▶ [Data to process]:
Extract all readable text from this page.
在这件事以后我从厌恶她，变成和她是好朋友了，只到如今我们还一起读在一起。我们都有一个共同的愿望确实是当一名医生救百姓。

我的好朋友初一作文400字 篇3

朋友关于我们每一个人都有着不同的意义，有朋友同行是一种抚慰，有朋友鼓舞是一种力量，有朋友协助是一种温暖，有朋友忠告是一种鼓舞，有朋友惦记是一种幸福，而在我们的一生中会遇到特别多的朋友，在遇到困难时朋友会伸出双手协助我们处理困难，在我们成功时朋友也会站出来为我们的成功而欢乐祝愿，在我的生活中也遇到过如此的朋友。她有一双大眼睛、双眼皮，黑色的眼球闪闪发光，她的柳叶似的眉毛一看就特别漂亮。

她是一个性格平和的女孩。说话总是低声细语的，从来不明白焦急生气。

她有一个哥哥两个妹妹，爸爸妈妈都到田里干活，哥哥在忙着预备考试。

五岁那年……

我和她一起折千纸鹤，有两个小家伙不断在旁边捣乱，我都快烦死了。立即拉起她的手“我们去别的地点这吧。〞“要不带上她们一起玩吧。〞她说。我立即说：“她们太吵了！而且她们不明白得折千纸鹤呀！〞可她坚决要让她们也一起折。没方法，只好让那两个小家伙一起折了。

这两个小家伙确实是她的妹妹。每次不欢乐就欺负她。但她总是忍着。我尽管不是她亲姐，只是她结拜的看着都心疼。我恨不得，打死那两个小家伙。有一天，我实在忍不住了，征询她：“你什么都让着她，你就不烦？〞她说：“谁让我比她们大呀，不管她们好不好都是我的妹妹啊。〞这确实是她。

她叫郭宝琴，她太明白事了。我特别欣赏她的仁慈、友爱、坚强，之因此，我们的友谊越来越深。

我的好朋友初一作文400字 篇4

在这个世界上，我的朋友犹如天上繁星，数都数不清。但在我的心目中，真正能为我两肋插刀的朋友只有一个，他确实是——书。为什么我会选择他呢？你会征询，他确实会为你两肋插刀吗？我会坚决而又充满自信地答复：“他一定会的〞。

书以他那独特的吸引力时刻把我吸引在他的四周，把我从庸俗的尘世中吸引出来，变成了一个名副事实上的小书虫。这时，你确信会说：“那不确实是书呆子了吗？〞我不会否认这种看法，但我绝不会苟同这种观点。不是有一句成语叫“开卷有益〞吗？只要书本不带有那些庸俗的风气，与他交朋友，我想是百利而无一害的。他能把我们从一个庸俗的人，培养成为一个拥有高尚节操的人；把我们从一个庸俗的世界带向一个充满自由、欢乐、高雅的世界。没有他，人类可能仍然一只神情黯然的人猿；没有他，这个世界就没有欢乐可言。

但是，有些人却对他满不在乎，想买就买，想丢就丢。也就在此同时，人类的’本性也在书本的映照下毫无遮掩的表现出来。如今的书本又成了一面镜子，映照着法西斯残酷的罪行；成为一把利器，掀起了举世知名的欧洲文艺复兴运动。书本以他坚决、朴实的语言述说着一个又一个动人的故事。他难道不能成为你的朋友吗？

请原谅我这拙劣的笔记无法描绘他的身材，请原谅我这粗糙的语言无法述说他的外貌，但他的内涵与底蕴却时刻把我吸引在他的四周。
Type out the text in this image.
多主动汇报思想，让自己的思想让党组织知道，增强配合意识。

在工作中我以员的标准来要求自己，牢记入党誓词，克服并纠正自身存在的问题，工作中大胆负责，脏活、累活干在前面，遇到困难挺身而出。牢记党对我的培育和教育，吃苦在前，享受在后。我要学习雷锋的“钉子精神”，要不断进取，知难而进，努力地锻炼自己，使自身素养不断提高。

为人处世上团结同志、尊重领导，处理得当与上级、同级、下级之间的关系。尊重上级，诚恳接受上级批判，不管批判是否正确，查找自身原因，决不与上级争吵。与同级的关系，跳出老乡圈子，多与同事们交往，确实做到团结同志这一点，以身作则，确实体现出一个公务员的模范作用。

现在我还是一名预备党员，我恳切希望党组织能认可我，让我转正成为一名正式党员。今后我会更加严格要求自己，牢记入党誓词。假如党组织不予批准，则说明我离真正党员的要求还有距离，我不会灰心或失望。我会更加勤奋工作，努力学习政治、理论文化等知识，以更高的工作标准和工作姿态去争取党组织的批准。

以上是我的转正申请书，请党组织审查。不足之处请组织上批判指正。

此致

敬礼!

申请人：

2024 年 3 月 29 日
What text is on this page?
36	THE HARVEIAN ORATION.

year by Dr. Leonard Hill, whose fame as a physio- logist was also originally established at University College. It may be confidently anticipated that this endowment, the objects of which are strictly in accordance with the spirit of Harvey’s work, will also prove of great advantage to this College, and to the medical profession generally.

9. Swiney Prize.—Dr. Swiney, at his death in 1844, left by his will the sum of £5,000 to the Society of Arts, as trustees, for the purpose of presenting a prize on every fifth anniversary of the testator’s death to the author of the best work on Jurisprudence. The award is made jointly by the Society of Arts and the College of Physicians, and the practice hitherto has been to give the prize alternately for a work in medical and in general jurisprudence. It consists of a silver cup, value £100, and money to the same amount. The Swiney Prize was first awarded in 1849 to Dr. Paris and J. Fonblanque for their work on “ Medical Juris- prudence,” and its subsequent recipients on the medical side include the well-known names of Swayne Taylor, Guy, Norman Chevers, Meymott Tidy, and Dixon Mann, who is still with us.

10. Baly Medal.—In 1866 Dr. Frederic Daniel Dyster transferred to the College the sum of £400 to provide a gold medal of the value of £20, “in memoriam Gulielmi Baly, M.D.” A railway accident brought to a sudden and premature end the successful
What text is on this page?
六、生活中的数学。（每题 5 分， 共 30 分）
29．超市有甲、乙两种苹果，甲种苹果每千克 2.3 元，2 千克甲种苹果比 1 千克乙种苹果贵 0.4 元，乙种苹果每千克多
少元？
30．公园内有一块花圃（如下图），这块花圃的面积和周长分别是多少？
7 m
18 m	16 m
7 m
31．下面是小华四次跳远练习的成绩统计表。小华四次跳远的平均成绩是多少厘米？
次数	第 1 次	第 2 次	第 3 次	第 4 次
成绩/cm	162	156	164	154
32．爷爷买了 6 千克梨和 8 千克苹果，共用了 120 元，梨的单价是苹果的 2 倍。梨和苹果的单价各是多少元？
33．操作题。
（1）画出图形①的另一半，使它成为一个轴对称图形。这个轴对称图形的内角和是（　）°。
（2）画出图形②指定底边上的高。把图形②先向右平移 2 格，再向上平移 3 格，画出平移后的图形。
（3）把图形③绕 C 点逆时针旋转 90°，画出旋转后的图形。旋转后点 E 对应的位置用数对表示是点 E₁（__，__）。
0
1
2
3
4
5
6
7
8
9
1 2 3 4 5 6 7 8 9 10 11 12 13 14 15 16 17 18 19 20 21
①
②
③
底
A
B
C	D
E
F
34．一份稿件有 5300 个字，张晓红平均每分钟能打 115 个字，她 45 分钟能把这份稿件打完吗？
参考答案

▶ [Exercise instructions]:
Return every line above that contains the word "this".

▶ [Worked solution]:
Extract all readable text from this page.
Type out the text in this image.
What text is on this page?
year by Dr. Leonard Hill, whose fame as a physio- logist was also originally established at University College. It may be confidently anticipated that this endowment, the objects of which are strictly in accordance with the spirit of Harvey’s work, will also prove of great advantage to this College, and to the medical profession generally.
What text is on this page?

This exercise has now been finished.